[Dataset entries]
━━━━

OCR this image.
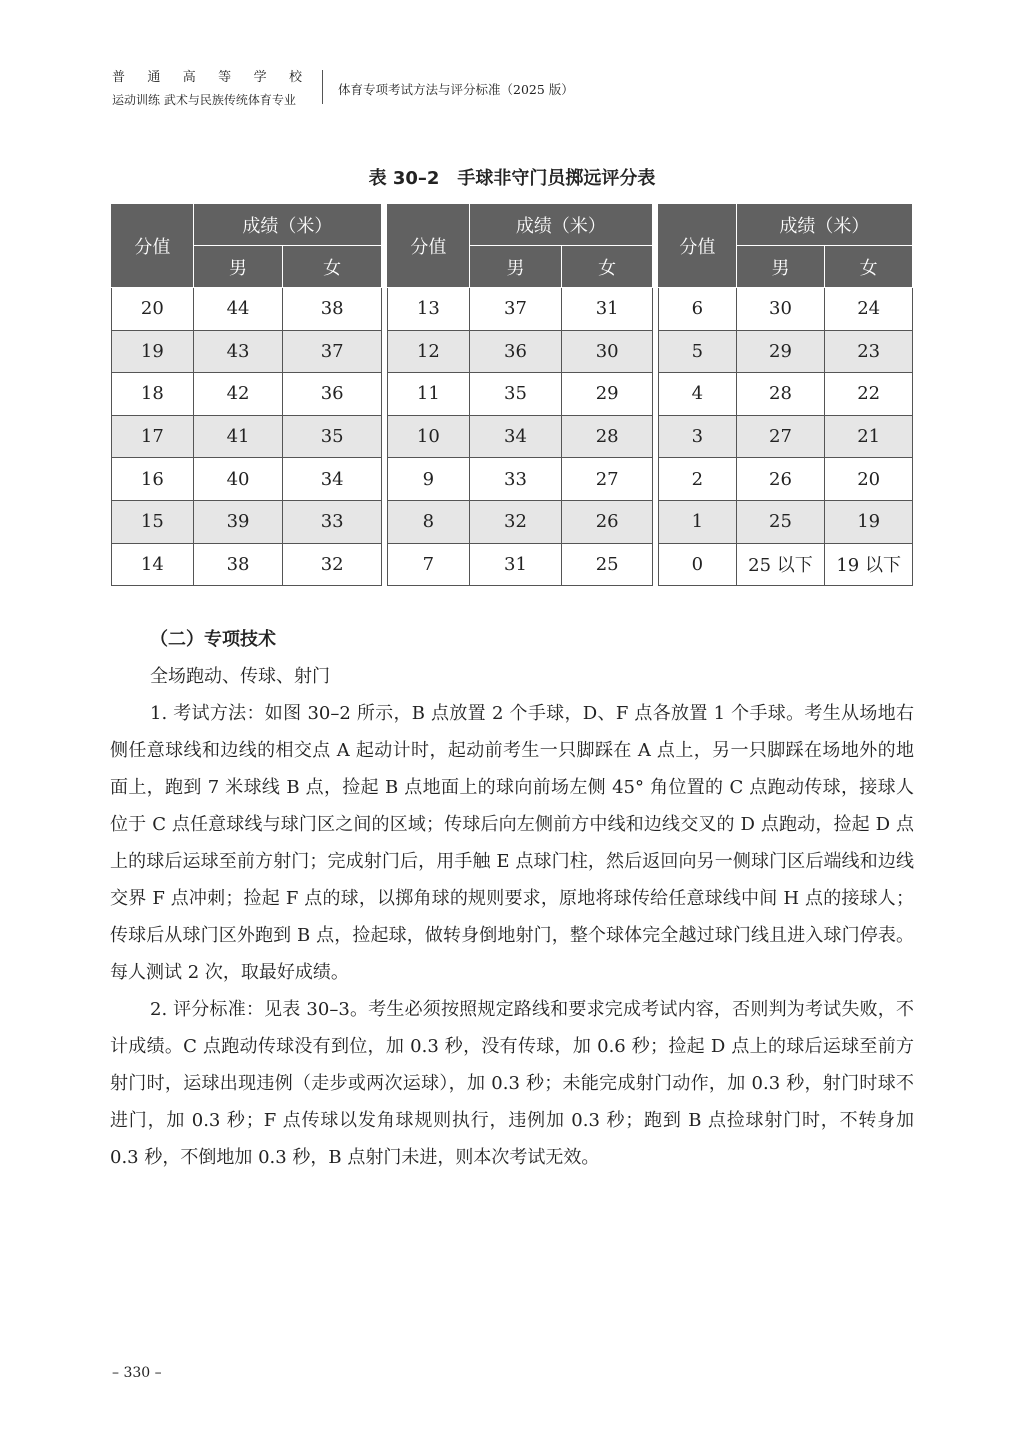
普 通 高 等 学 校
运动训练 武术与民族传统体育专业
体育专项考试方法与评分标准（2025 版）
表 30–2　手球非守门员掷远评分表
分值	成绩（米）	
	男	女
20	44	38
19	43	37
18	42	36
17	41	35
16	40	34
15	39	33
14	38	32
分值	成绩（米）	
	男	女
13	37	31
12	36	30
11	35	29
10	34	28
9	33	27
8	32	26
7	31	25
分值	成绩（米）	
	男	女
6	30	24
5	29	23
4	28	22
3	27	21
2	26	20
1	25	19
0	25 以下	19 以下
（二）专项技术
全场跑动、传球、射门

1. 考试方法：如图 30–2 所示，B 点放置 2 个手球，D、F 点各放置 1 个手球。考生从场地右侧任意球线和边线的相交点 A 起动计时，起动前考生一只脚踩在 A 点上，另一只脚踩在场地外的地面上，跑到 7 米球线 B 点，捡起 B 点地面上的球向前场左侧 45° 角位置的 C 点跑动传球，接球人位于 C 点任意球线与球门区之间的区域；传球后向左侧前方中线和边线交叉的 D 点跑动，捡起 D 点上的球后运球至前方射门；完成射门后，用手触 E 点球门柱，然后返回向另一侧球门区后端线和边线交界 F 点冲刺；捡起 F 点的球，以掷角球的规则要求，原地将球传给任意球线中间 H 点的接球人；传球后从球门区外跑到 B 点，捡起球，做转身倒地射门，整个球体完全越过球门线且进入球门停表。每人测试 2 次，取最好成绩。

2. 评分标准：见表 30–3。考生必须按照规定路线和要求完成考试内容，否则判为考试失败，不计成绩。C 点跑动传球没有到位，加 0.3 秒，没有传球，加 0.6 秒；捡起 D 点上的球后运球至前方射门时，运球出现违例（走步或两次运球），加 0.3 秒；未能完成射门动作，加 0.3 秒，射门时球不进门，加 0.3 秒；F 点传球以发角球规则执行，违例加 0.3 秒；跑到 B 点捡球射门时，不转身加 0.3 秒，不倒地加 0.3 秒，B 点射门未进，则本次考试无效。

– 330 –
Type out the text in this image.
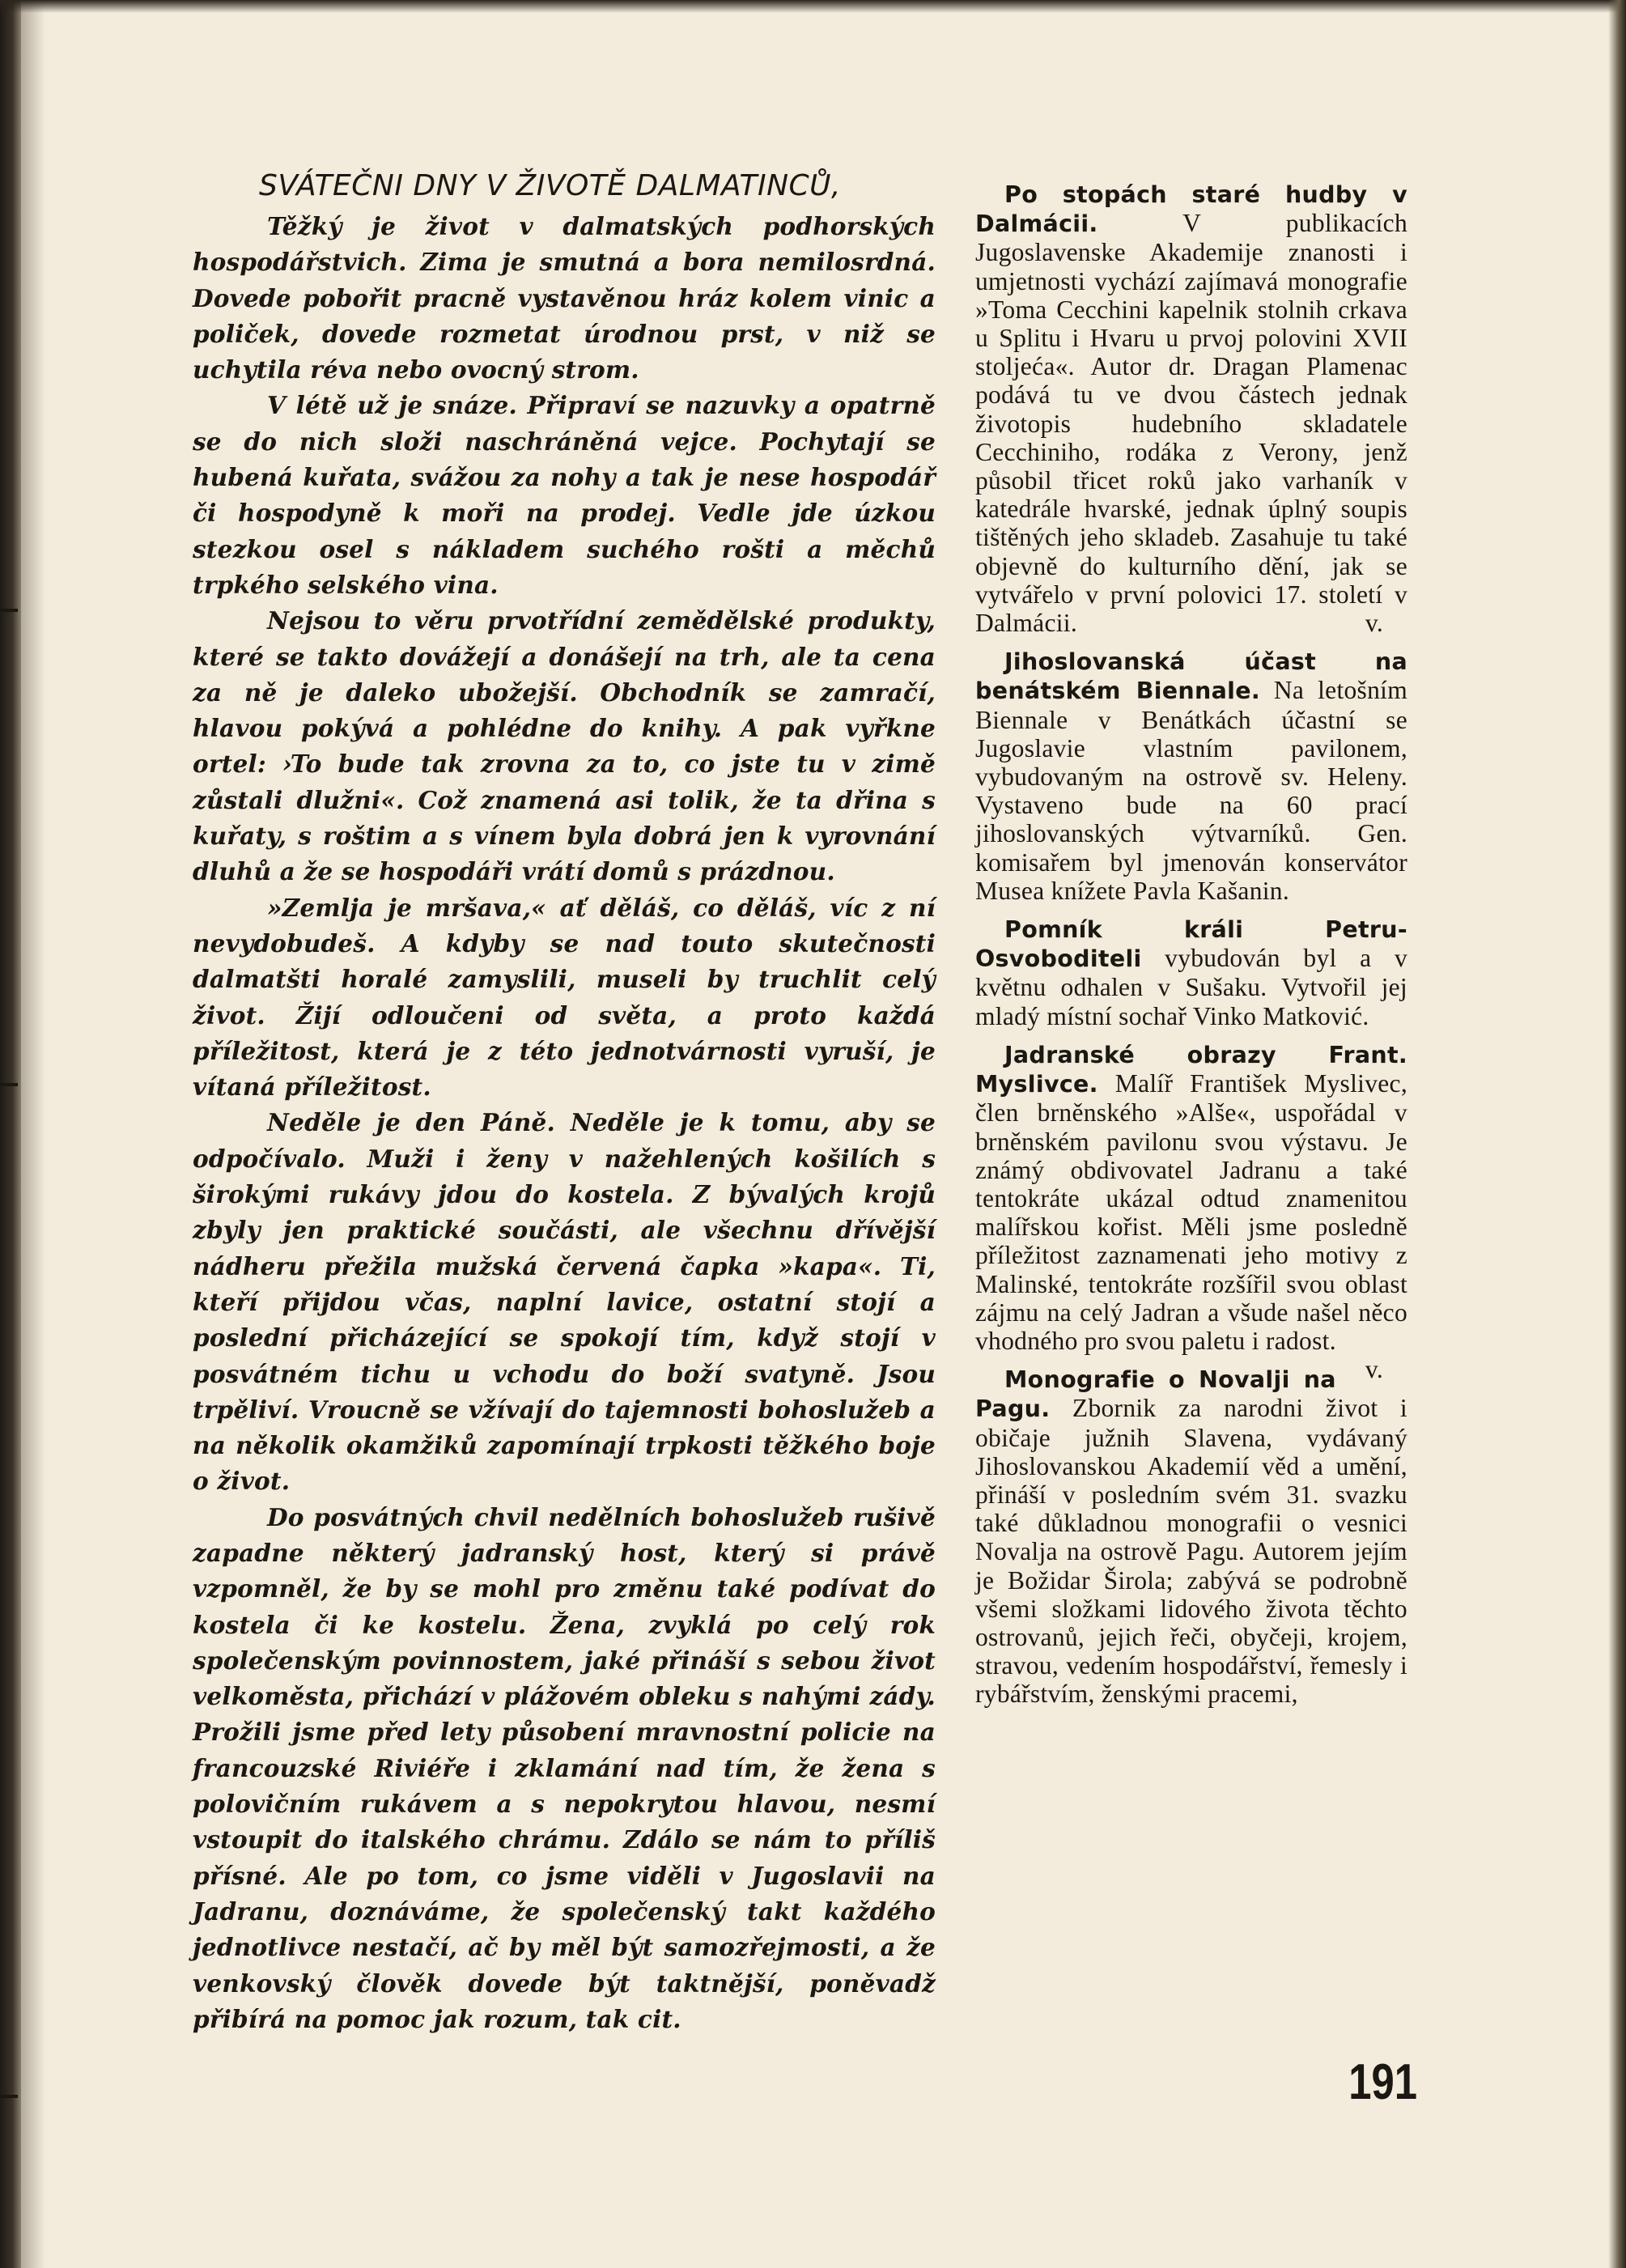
SVÁTEČNI DNY V ŽIVOTĚ DALMATINCŮ,

Těžký je život v dalmatských podhorských hospodářstvich. Zima je smutná a bora nemilosrdná. Dovede pobořit pracně vystavěnou hráz kolem vinic a poliček, dovede rozmetat úrodnou prst, v niž se uchytila réva nebo ovocný strom.

V létě už je snáze. Připraví se nazuvky a opatrně se do nich složi naschráněná vejce. Pochytají se hubená kuřata, svážou za nohy a tak je nese hospodář či hospodyně k moři na prodej. Vedle jde úzkou stezkou osel s nákladem suchého rošti a měchů trpkého selského vina.

Nejsou to věru prvotřídní zemědělské produkty, které se takto dovážejí a donášejí na trh, ale ta cena za ně je daleko ubožejší. Obchodník se zamračí, hlavou pokývá a pohlédne do knihy. A pak vyřkne ortel: ›To bude tak zrovna za to, co jste tu v zimě zůstali dlužni«. Což znamená asi tolik, že ta dřina s kuřaty, s roštim a s vínem byla dobrá jen k vyrovnání dluhů a že se hospodáři vrátí domů s prázdnou.

»Zemlja je mršava,« ať děláš, co děláš, víc z ní nevydobudeš. A kdyby se nad touto skutečnosti dalmatšti horalé zamyslili, museli by truchlit celý život. Žijí odloučeni od světa, a proto každá příležitost, která je z této jednotvárnosti vyruší, je vítaná příležitost.

Neděle je den Páně. Neděle je k tomu, aby se odpočívalo. Muži i ženy v nažehlených košilích s širokými rukávy jdou do kostela. Z bývalých krojů zbyly jen praktické součásti, ale všechnu dřívější nádheru přežila mužská červená čapka »kapa«. Ti, kteří přijdou včas, naplní lavice, ostatní stojí a poslední přicházející se spokojí tím, když stojí v posvátném tichu u vchodu do boží svatyně. Jsou trpěliví. Vroucně se vžívají do tajemnosti bohoslužeb a na několik okamžiků zapomínají trpkosti těžkého boje o život.

Do posvátných chvil nedělních bohoslužeb rušivě zapadne některý jadranský host, který si právě vzpomněl, že by se mohl pro změnu také podívat do kostela či ke kostelu. Žena, zvyklá po celý rok společenským povinnostem, jaké přináší s sebou život velkoměsta, přichází v plážovém obleku s nahými zády. Prožili jsme před lety působení mravnostní policie na francouzské Riviéře i zklamání nad tím, že žena s polovičním rukávem a s nepokrytou hlavou, nesmí vstoupit do italského chrámu. Zdálo se nám to příliš přísné. Ale po tom, co jsme viděli v Jugoslavii na Jadranu, doznáváme, že společenský takt každého jednotlivce nestačí, ač by měl být samozřejmosti, a že venkovský člověk dovede být taktnější, poněvadž přibírá na pomoc jak rozum, tak cit.

Po stopách staré hudby v Dalmácii. V publikacích Jugoslavenske Akademije znanosti i umjetnosti vychází zajímavá monografie »Toma Cecchini kapelnik stolnih crkava u Splitu i Hvaru u prvoj polovini XVII stoljeća«. Autor dr. Dragan Plamenac podává tu ve dvou částech jednak životopis hudebního skladatele Cecchiniho, rodáka z Verony, jenž působil třicet roků jako varhaník v katedrále hvarské, jednak úplný soupis tištěných jeho skladeb. Zasahuje tu také objevně do kulturního dění, jak se vytvářelo v první polovici 17. století v Dalmácii.	v.

Jihoslovanská účast na benátském Biennale. Na letošním Biennale v Benátkách účastní se Jugoslavie vlastním pavilonem, vybudovaným na ostrově sv. Heleny. Vystaveno bude na 60 prací jihoslovanských výtvarníků. Gen. komisařem byl jmenován konservátor Musea knížete Pavla Kašanin.

Pomník králi Petru-Osvoboditeli vybudován byl a v květnu odhalen v Sušaku. Vytvořil jej mladý místní sochař Vinko Matković.

Jadranské obrazy Frant. Myslivce. Malíř František Myslivec, člen brněnského »Alše«, uspořádal v brněnském pavilonu svou výstavu. Je známý obdivovatel Jadranu a také tentokráte ukázal odtud znamenitou malířskou kořist. Měli jsme posledně příležitost zaznamenati jeho motivy z Malinské, tentokráte rozšířil svou oblast zájmu na celý Jadran a všude našel něco vhodného pro svou paletu i radost.
v.

Monografie o Novalji na Pagu. Zbornik za narodni život i običaje južnih Slavena, vydávaný Jihoslovanskou Akademií věd a umění, přináší v posledním svém 31. svazku také důkladnou monografii o vesnici Novalja na ostrově Pagu. Autorem jejím je Božidar Širola; zabývá se podrobně všemi složkami lidového života těchto ostrovanů, jejich řeči, obyčeji, krojem, stravou, vedením hospodářství, řemesly i rybářstvím, ženskými pracemi,

191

━━━━

From start to finish, output the listing exactly, but omit its pictures.

--- Exercise answer ---
OCR this image.
普 通 高 等 学 校
运动训练 武术与民族传统体育专业
体育专项考试方法与评分标准（2025 版）
表 30–2　手球非守门员掷远评分表
分值	成绩（米）	
	男	女
20	44	38
19	43	37
18	42	36
17	41	35
16	40	34
15	39	33
14	38	32
分值	成绩（米）	
	男	女
13	37	31
12	36	30
11	35	29
10	34	28
9	33	27
8	32	26
7	31	25
分值	成绩（米）	
	男	女
6	30	24
5	29	23
4	28	22
3	27	21
2	26	20
1	25	19
0	25 以下	19 以下
（二）专项技术
全场跑动、传球、射门

1. 考试方法：如图 30–2 所示，B 点放置 2 个手球，D、F 点各放置 1 个手球。考生从场地右侧任意球线和边线的相交点 A 起动计时，起动前考生一只脚踩在 A 点上，另一只脚踩在场地外的地面上，跑到 7 米球线 B 点，捡起 B 点地面上的球向前场左侧 45° 角位置的 C 点跑动传球，接球人位于 C 点任意球线与球门区之间的区域；传球后向左侧前方中线和边线交叉的 D 点跑动，捡起 D 点上的球后运球至前方射门；完成射门后，用手触 E 点球门柱，然后返回向另一侧球门区后端线和边线交界 F 点冲刺；捡起 F 点的球，以掷角球的规则要求，原地将球传给任意球线中间 H 点的接球人；传球后从球门区外跑到 B 点，捡起球，做转身倒地射门，整个球体完全越过球门线且进入球门停表。每人测试 2 次，取最好成绩。

2. 评分标准：见表 30–3。考生必须按照规定路线和要求完成考试内容，否则判为考试失败，不计成绩。C 点跑动传球没有到位，加 0.3 秒，没有传球，加 0.6 秒；捡起 D 点上的球后运球至前方射门时，运球出现违例（走步或两次运球），加 0.3 秒；未能完成射门动作，加 0.3 秒，射门时球不进门，加 0.3 秒；F 点传球以发角球规则执行，违例加 0.3 秒；跑到 B 点捡球射门时，不转身加 0.3 秒，不倒地加 0.3 秒，B 点射门未进，则本次考试无效。

– 330 –
Type out the text in this image.
SVÁTEČNI DNY V ŽIVOTĚ DALMATINCŮ,

Těžký je život v dalmatských podhorských hospodářstvich. Zima je smutná a bora nemilosrdná. Dovede pobořit pracně vystavěnou hráz kolem vinic a poliček, dovede rozmetat úrodnou prst, v niž se uchytila réva nebo ovocný strom.

V létě už je snáze. Připraví se nazuvky a opatrně se do nich složi naschráněná vejce. Pochytají se hubená kuřata, svážou za nohy a tak je nese hospodář či hospodyně k moři na prodej. Vedle jde úzkou stezkou osel s nákladem suchého rošti a měchů trpkého selského vina.

Nejsou to věru prvotřídní zemědělské produkty, které se takto dovážejí a donášejí na trh, ale ta cena za ně je daleko ubožejší. Obchodník se zamračí, hlavou pokývá a pohlédne do knihy. A pak vyřkne ortel: ›To bude tak zrovna za to, co jste tu v zimě zůstali dlužni«. Což znamená asi tolik, že ta dřina s kuřaty, s roštim a s vínem byla dobrá jen k vyrovnání dluhů a že se hospodáři vrátí domů s prázdnou.

»Zemlja je mršava,« ať děláš, co děláš, víc z ní nevydobudeš. A kdyby se nad touto skutečnosti dalmatšti horalé zamyslili, museli by truchlit celý život. Žijí odloučeni od světa, a proto každá příležitost, která je z této jednotvárnosti vyruší, je vítaná příležitost.

Neděle je den Páně. Neděle je k tomu, aby se odpočívalo. Muži i ženy v nažehlených košilích s širokými rukávy jdou do kostela. Z bývalých krojů zbyly jen praktické součásti, ale všechnu dřívější nádheru přežila mužská červená čapka »kapa«. Ti, kteří přijdou včas, naplní lavice, ostatní stojí a poslední přicházející se spokojí tím, když stojí v posvátném tichu u vchodu do boží svatyně. Jsou trpěliví. Vroucně se vžívají do tajemnosti bohoslužeb a na několik okamžiků zapomínají trpkosti těžkého boje o život.

Do posvátných chvil nedělních bohoslužeb rušivě zapadne některý jadranský host, který si právě vzpomněl, že by se mohl pro změnu také podívat do kostela či ke kostelu. Žena, zvyklá po celý rok společenským povinnostem, jaké přináší s sebou život velkoměsta, přichází v plážovém obleku s nahými zády. Prožili jsme před lety působení mravnostní policie na francouzské Riviéře i zklamání nad tím, že žena s polovičním rukávem a s nepokrytou hlavou, nesmí vstoupit do italského chrámu. Zdálo se nám to příliš přísné. Ale po tom, co jsme viděli v Jugoslavii na Jadranu, doznáváme, že společenský takt každého jednotlivce nestačí, ač by měl být samozřejmosti, a že venkovský člověk dovede být taktnější, poněvadž přibírá na pomoc jak rozum, tak cit.

Po stopách staré hudby v Dalmácii. V publikacích Jugoslavenske Akademije znanosti i umjetnosti vychází zajímavá monografie »Toma Cecchini kapelnik stolnih crkava u Splitu i Hvaru u prvoj polovini XVII stoljeća«. Autor dr. Dragan Plamenac podává tu ve dvou částech jednak životopis hudebního skladatele Cecchiniho, rodáka z Verony, jenž působil třicet roků jako varhaník v katedrále hvarské, jednak úplný soupis tištěných jeho skladeb. Zasahuje tu také objevně do kulturního dění, jak se vytvářelo v první polovici 17. století v Dalmácii.	v.

Jihoslovanská účast na benátském Biennale. Na letošním Biennale v Benátkách účastní se Jugoslavie vlastním pavilonem, vybudovaným na ostrově sv. Heleny. Vystaveno bude na 60 prací jihoslovanských výtvarníků. Gen. komisařem byl jmenován konservátor Musea knížete Pavla Kašanin.

Pomník králi Petru-Osvoboditeli vybudován byl a v květnu odhalen v Sušaku. Vytvořil jej mladý místní sochař Vinko Matković.

Jadranské obrazy Frant. Myslivce. Malíř František Myslivec, člen brněnského »Alše«, uspořádal v brněnském pavilonu svou výstavu. Je známý obdivovatel Jadranu a také tentokráte ukázal odtud znamenitou malířskou kořist. Měli jsme posledně příležitost zaznamenati jeho motivy z Malinské, tentokráte rozšířil svou oblast zájmu na celý Jadran a všude našel něco vhodného pro svou paletu i radost.
v.

Monografie o Novalji na Pagu. Zbornik za narodni život i običaje južnih Slavena, vydávaný Jihoslovanskou Akademií věd a umění, přináší v posledním svém 31. svazku také důkladnou monografii o vesnici Novalja na ostrově Pagu. Autorem jejím je Božidar Širola; zabývá se podrobně všemi složkami lidového života těchto ostrovanů, jejich řeči, obyčeji, krojem, stravou, vedením hospodářství, řemesly i rybářstvím, ženskými pracemi,

191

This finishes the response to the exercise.